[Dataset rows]
******************************

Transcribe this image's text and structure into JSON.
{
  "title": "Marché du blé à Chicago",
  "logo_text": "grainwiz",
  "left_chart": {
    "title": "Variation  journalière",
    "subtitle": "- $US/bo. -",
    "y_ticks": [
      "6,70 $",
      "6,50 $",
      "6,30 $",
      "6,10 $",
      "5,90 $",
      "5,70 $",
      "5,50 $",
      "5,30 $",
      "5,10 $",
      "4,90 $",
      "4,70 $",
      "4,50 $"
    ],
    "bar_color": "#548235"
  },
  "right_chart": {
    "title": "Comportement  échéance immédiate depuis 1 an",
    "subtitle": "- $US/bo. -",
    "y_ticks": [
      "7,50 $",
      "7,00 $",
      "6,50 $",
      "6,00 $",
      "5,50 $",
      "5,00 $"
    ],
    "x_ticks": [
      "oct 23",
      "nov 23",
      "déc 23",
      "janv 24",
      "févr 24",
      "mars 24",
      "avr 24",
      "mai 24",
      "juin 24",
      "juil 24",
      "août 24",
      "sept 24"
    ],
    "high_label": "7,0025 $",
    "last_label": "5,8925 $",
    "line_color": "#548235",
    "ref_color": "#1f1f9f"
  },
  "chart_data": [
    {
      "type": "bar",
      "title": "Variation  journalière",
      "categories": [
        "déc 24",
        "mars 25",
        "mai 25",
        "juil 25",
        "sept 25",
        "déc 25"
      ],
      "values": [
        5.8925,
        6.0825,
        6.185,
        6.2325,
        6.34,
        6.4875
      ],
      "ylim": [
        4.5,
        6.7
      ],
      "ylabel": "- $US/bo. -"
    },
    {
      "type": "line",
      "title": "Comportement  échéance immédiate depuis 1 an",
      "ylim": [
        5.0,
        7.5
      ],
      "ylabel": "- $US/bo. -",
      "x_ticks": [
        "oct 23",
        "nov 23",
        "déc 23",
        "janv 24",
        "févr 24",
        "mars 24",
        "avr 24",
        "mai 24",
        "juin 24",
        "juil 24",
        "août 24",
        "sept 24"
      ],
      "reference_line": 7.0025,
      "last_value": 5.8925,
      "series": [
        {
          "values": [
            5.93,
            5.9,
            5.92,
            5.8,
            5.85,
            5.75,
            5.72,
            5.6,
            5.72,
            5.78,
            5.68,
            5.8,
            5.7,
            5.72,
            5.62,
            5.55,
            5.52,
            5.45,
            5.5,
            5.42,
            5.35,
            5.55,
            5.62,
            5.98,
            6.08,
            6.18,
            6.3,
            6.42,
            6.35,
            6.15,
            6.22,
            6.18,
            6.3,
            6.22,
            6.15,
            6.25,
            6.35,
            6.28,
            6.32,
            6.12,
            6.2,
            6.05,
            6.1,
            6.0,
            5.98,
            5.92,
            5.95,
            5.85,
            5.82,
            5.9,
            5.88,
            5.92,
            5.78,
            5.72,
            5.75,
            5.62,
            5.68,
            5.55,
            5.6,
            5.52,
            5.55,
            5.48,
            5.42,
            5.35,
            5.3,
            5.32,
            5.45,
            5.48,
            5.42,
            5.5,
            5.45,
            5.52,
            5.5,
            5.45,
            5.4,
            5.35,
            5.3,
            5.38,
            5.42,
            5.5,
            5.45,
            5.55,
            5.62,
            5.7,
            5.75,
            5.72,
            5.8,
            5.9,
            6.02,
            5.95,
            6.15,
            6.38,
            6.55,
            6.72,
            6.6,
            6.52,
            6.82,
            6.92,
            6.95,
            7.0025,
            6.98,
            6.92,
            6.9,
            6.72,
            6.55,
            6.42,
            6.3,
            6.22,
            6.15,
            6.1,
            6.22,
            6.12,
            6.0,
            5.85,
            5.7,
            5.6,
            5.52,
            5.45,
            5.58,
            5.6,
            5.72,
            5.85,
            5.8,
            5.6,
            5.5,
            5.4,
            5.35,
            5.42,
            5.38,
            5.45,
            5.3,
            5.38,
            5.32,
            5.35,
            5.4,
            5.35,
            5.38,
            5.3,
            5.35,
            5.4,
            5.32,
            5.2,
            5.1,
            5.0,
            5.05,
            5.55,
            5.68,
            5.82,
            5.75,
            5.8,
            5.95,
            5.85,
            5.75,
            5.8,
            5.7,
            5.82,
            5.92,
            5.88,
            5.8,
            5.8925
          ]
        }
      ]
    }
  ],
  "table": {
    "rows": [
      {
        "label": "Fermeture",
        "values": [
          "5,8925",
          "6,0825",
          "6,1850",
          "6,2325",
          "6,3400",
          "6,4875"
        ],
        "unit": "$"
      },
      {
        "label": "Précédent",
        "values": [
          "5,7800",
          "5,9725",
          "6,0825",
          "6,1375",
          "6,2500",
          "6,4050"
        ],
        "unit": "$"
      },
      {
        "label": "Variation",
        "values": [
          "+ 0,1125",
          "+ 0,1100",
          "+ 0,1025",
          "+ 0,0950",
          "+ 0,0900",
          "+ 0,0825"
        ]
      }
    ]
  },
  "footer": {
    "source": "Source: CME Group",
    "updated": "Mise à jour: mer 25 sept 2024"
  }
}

******************************

#### PROBLEM STATEMENT
Return the listing above word for word.

#### THE SOLUTION
Transcribe this image's text and structure into JSON.
{
  "title": "Marché du blé à Chicago",
  "logo_text": "grainwiz",
  "left_chart": {
    "title": "Variation  journalière",
    "subtitle": "- $US/bo. -",
    "y_ticks": [
      "6,70 $",
      "6,50 $",
      "6,30 $",
      "6,10 $",
      "5,90 $",
      "5,70 $",
      "5,50 $",
      "5,30 $",
      "5,10 $",
      "4,90 $",
      "4,70 $",
      "4,50 $"
    ],
    "bar_color": "#548235"
  },
  "right_chart": {
    "title": "Comportement  échéance immédiate depuis 1 an",
    "subtitle": "- $US/bo. -",
    "y_ticks": [
      "7,50 $",
      "7,00 $",
      "6,50 $",
      "6,00 $",
      "5,50 $",
      "5,00 $"
    ],
    "x_ticks": [
      "oct 23",
      "nov 23",
      "déc 23",
      "janv 24",
      "févr 24",
      "mars 24",
      "avr 24",
      "mai 24",
      "juin 24",
      "juil 24",
      "août 24",
      "sept 24"
    ],
    "high_label": "7,0025 $",
    "last_label": "5,8925 $",
    "line_color": "#548235",
    "ref_color": "#1f1f9f"
  },
  "chart_data": [
    {
      "type": "bar",
      "title": "Variation  journalière",
      "categories": [
        "déc 24",
        "mars 25",
        "mai 25",
        "juil 25",
        "sept 25",
        "déc 25"
      ],
      "values": [
        5.8925,
        6.0825,
        6.185,
        6.2325,
        6.34,
        6.4875
      ],
      "ylim": [
        4.5,
        6.7
      ],
      "ylabel": "- $US/bo. -"
    },
    {
      "type": "line",
      "title": "Comportement  échéance immédiate depuis 1 an",
      "ylim": [
        5.0,
        7.5
      ],
      "ylabel": "- $US/bo. -",
      "x_ticks": [
        "oct 23",
        "nov 23",
        "déc 23",
        "janv 24",
        "févr 24",
        "mars 24",
        "avr 24",
        "mai 24",
        "juin 24",
        "juil 24",
        "août 24",
        "sept 24"
      ],
      "reference_line": 7.0025,
      "last_value": 5.8925,
      "series": [
        {
          "values": [
            5.93,
            5.9,
            5.92,
            5.8,
            5.85,
            5.75,
            5.72,
            5.6,
            5.72,
            5.78,
            5.68,
            5.8,
            5.7,
            5.72,
            5.62,
            5.55,
            5.52,
            5.45,
            5.5,
            5.42,
            5.35,
            5.55,
            5.62,
            5.98,
            6.08,
            6.18,
            6.3,
            6.42,
            6.35,
            6.15,
            6.22,
            6.18,
            6.3,
            6.22,
            6.15,
            6.25,
            6.35,
            6.28,
            6.32,
            6.12,
            6.2,
            6.05,
            6.1,
            6.0,
            5.98,
            5.92,
            5.95,
            5.85,
            5.82,
            5.9,
            5.88,
            5.92,
            5.78,
            5.72,
            5.75,
            5.62,
            5.68,
            5.55,
            5.6,
            5.52,
            5.55,
            5.48,
            5.42,
            5.35,
            5.3,
            5.32,
            5.45,
            5.48,
            5.42,
            5.5,
            5.45,
            5.52,
            5.5,
            5.45,
            5.4,
            5.35,
            5.3,
            5.38,
            5.42,
            5.5,
            5.45,
            5.55,
            5.62,
            5.7,
            5.75,
            5.72,
            5.8,
            5.9,
            6.02,
            5.95,
            6.15,
            6.38,
            6.55,
            6.72,
            6.6,
            6.52,
            6.82,
            6.92,
            6.95,
            7.0025,
            6.98,
            6.92,
            6.9,
            6.72,
            6.55,
            6.42,
            6.3,
            6.22,
            6.15,
            6.1,
            6.22,
            6.12,
            6.0,
            5.85,
            5.7,
            5.6,
            5.52,
            5.45,
            5.58,
            5.6,
            5.72,
            5.85,
            5.8,
            5.6,
            5.5,
            5.4,
            5.35,
            5.42,
            5.38,
            5.45,
            5.3,
            5.38,
            5.32,
            5.35,
            5.4,
            5.35,
            5.38,
            5.3,
            5.35,
            5.4,
            5.32,
            5.2,
            5.1,
            5.0,
            5.05,
            5.55,
            5.68,
            5.82,
            5.75,
            5.8,
            5.95,
            5.85,
            5.75,
            5.8,
            5.7,
            5.82,
            5.92,
            5.88,
            5.8,
            5.8925
          ]
        }
      ]
    }
  ],
  "table": {
    "rows": [
      {
        "label": "Fermeture",
        "values": [
          "5,8925",
          "6,0825",
          "6,1850",
          "6,2325",
          "6,3400",
          "6,4875"
        ],
        "unit": "$"
      },
      {
        "label": "Précédent",
        "values": [
          "5,7800",
          "5,9725",
          "6,0825",
          "6,1375",
          "6,2500",
          "6,4050"
        ],
        "unit": "$"
      },
      {
        "label": "Variation",
        "values": [
          "+ 0,1125",
          "+ 0,1100",
          "+ 0,1025",
          "+ 0,0950",
          "+ 0,0900",
          "+ 0,0825"
        ]
      }
    ]
  },
  "footer": {
    "source": "Source: CME Group",
    "updated": "Mise à jour: mer 25 sept 2024"
  }
}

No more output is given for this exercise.